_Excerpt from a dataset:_
•••

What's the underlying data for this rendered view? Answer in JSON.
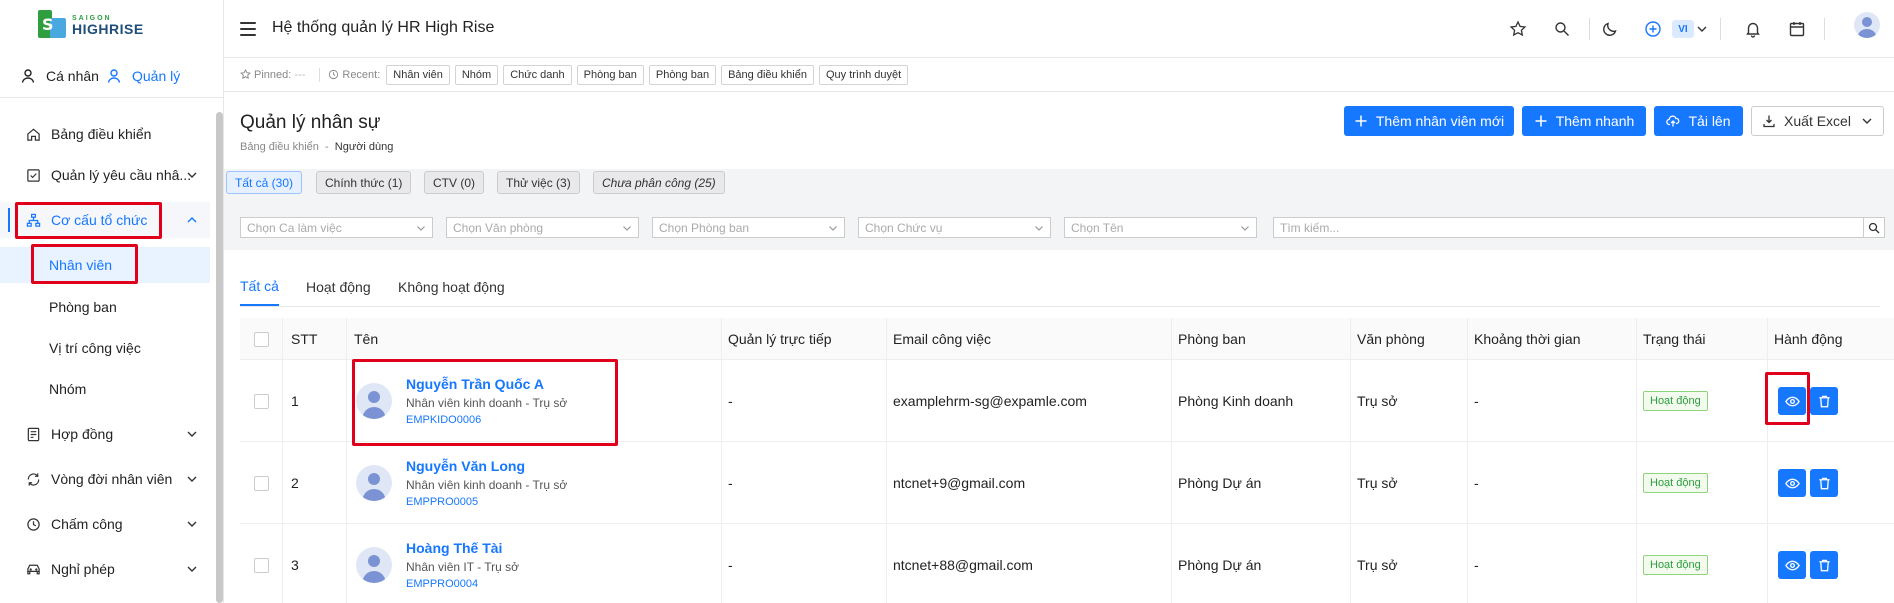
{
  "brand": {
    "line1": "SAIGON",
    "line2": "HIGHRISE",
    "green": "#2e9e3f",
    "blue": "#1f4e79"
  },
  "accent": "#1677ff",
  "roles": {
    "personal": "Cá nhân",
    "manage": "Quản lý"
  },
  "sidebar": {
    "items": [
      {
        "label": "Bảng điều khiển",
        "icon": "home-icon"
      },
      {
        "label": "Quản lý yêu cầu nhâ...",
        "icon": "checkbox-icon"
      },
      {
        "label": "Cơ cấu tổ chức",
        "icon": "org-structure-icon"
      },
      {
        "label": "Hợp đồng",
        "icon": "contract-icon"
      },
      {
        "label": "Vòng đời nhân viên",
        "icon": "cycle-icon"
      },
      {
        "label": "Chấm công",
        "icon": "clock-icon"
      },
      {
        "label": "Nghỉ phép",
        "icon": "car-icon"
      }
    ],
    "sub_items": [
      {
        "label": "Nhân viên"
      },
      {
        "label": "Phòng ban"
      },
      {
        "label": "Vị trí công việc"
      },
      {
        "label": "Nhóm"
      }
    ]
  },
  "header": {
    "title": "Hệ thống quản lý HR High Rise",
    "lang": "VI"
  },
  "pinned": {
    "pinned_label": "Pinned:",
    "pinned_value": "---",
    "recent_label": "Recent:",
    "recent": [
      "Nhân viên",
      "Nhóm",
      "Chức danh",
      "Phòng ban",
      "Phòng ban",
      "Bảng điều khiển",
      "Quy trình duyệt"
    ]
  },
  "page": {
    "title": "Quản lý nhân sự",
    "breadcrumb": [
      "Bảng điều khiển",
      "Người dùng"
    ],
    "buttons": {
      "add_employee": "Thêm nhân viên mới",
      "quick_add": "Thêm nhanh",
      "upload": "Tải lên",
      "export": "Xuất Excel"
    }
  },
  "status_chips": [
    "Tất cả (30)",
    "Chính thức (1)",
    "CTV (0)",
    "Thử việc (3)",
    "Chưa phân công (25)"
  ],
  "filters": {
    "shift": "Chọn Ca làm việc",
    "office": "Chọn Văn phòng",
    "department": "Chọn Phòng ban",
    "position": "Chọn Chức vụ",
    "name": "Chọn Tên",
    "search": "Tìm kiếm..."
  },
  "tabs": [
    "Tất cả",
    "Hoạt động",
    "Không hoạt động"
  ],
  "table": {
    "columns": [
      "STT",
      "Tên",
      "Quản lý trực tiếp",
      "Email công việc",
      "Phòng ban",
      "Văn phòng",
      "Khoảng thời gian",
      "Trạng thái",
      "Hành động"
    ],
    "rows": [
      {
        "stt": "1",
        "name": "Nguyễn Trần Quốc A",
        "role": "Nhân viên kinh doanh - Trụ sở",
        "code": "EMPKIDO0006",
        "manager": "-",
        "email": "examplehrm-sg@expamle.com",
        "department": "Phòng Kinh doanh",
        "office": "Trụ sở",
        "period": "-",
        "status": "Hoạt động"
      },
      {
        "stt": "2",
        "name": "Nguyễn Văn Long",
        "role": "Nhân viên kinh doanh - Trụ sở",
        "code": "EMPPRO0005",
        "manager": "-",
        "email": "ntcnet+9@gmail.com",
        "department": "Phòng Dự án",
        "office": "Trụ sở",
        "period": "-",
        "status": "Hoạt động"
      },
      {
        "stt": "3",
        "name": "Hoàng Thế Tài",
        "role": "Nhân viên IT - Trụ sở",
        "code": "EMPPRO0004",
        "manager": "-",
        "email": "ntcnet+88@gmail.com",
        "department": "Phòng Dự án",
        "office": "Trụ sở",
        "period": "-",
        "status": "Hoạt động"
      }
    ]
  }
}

•••

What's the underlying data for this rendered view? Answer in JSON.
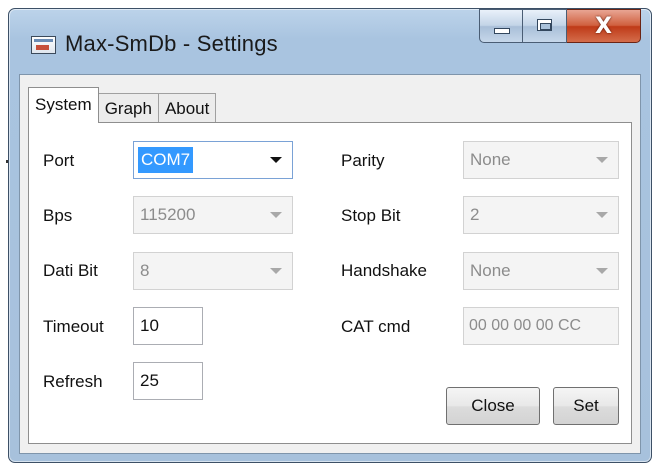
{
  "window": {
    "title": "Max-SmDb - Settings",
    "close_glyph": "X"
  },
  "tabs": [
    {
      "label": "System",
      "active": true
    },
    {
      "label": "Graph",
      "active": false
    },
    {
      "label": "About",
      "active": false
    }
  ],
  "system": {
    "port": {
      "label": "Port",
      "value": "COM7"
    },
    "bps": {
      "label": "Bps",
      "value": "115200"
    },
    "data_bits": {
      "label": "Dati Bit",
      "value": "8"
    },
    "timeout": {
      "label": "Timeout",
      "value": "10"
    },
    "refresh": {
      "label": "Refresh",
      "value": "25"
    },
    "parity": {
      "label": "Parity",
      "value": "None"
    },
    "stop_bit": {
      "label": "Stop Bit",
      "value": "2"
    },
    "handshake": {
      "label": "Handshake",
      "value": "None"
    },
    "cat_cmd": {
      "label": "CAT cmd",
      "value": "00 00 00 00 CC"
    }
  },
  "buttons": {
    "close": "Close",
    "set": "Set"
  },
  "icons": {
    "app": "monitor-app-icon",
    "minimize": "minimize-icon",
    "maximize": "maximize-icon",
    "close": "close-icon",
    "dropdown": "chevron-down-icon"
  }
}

•••

_THE TASK:_ Exactly how many lines in the data above contain the word "Thêm"? Respond with the number and nothing more.

_SOLUTION FOR THIS TASK:_ 2